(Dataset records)
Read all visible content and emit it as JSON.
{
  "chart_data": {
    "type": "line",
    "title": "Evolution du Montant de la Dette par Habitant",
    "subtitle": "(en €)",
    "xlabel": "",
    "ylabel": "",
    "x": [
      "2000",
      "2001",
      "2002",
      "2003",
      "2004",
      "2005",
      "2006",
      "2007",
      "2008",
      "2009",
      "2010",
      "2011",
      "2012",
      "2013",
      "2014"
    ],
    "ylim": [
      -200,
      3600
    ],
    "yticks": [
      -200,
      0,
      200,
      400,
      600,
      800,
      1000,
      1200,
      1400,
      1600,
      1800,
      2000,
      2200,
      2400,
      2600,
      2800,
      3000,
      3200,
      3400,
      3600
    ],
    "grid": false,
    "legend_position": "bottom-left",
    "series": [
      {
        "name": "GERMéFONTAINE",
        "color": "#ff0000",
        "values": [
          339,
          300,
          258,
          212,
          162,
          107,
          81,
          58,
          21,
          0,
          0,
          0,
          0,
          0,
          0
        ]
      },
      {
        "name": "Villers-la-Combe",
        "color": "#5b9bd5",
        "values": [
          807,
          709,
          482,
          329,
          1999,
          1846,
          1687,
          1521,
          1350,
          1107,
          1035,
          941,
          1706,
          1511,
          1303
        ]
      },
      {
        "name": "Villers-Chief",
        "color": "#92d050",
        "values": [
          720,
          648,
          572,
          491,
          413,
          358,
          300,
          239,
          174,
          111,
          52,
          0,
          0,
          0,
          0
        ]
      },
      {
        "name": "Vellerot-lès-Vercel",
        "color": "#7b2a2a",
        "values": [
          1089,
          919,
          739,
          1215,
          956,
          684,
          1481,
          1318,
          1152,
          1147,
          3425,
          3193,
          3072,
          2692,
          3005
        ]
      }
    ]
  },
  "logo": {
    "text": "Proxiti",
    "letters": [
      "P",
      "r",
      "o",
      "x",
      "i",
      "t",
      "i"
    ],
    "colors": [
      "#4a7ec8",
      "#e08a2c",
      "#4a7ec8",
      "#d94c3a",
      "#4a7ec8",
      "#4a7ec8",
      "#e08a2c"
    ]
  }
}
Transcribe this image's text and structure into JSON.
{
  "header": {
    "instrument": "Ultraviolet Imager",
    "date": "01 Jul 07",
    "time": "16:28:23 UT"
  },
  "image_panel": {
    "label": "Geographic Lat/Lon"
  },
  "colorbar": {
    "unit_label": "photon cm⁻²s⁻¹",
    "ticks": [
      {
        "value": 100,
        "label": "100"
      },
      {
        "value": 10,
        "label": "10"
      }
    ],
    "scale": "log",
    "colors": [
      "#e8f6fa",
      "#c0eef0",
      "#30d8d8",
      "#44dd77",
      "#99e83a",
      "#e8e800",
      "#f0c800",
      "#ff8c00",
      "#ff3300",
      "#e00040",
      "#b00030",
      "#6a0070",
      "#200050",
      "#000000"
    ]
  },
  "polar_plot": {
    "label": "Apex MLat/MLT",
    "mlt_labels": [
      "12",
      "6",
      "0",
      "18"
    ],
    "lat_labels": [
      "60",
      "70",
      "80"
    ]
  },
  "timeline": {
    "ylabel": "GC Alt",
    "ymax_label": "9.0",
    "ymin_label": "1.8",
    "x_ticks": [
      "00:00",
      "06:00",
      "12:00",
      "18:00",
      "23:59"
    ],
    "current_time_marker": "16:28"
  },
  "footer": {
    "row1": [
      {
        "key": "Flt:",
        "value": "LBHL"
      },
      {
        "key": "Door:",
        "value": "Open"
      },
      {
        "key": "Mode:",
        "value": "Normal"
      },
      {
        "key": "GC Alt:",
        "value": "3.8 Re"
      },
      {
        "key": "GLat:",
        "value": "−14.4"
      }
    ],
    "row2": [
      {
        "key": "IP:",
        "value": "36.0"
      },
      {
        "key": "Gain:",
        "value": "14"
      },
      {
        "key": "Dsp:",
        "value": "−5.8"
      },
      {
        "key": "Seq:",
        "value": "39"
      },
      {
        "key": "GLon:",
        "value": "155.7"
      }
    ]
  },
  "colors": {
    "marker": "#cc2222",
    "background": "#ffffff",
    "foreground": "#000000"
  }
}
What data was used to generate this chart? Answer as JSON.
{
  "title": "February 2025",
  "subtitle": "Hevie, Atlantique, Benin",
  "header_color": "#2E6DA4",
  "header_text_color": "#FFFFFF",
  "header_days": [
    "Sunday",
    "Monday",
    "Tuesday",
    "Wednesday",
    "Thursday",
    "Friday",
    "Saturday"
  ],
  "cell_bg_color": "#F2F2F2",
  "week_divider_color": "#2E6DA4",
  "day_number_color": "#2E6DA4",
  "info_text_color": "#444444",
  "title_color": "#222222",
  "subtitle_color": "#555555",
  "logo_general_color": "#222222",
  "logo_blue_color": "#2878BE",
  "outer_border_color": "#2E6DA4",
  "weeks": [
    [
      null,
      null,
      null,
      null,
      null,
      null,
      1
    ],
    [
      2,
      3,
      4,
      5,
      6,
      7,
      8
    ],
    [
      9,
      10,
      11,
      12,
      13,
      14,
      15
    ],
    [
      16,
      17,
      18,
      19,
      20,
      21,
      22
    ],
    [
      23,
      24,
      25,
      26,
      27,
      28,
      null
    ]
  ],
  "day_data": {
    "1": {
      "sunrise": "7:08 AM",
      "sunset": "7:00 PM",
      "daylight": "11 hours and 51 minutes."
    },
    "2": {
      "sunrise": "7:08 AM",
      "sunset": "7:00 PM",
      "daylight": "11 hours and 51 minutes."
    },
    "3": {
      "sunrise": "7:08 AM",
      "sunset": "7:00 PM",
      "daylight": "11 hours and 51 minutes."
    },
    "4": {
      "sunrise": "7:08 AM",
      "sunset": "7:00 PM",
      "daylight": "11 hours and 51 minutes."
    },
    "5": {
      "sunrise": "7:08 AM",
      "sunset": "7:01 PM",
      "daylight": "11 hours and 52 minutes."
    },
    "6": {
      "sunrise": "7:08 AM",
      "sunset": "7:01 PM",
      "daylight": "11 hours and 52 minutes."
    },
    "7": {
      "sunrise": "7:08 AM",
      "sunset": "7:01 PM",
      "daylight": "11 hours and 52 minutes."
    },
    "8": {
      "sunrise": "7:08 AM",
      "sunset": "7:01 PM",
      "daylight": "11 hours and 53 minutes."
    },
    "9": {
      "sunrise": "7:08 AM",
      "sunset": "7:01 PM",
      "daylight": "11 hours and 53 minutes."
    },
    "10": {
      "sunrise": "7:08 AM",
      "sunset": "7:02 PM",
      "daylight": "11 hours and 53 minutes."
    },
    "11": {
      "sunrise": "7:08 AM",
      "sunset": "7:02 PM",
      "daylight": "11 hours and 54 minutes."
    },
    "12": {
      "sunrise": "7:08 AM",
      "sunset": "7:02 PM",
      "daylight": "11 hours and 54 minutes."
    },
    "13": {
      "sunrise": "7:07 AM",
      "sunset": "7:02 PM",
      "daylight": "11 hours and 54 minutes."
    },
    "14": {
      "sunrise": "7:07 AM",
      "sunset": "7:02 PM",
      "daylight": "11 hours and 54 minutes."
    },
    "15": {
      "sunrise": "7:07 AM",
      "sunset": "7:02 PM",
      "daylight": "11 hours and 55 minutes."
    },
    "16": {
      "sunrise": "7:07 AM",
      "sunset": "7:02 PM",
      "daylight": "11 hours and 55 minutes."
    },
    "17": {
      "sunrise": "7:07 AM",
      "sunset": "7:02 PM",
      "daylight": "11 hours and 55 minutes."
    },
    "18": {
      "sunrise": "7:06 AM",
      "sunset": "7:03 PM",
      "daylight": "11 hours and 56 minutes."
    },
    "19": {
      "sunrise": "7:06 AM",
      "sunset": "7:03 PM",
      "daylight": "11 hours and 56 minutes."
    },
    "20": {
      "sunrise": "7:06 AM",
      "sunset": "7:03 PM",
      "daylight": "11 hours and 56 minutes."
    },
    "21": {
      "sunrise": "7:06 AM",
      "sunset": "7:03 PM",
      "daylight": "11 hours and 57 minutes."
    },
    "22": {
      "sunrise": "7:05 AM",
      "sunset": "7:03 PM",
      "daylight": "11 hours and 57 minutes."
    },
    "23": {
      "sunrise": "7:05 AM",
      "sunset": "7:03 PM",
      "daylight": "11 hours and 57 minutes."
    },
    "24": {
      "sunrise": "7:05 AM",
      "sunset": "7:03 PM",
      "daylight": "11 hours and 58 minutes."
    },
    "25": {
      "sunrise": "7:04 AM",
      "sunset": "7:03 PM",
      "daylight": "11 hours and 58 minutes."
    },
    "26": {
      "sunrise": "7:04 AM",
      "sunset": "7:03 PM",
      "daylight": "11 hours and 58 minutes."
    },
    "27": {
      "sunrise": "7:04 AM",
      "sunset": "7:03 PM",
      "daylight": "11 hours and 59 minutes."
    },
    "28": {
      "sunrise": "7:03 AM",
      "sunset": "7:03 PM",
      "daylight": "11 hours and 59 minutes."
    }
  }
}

INSTRUCTIONS FOR THE TASK ▸ From the records given above, copy all lines containing "name".

SOLVED PROBLEM ▸
        "name": "GERMéFONTAINE",
        "name": "Villers-la-Combe",
        "name": "Villers-Chief",
        "name": "Vellerot-lès-Vercel",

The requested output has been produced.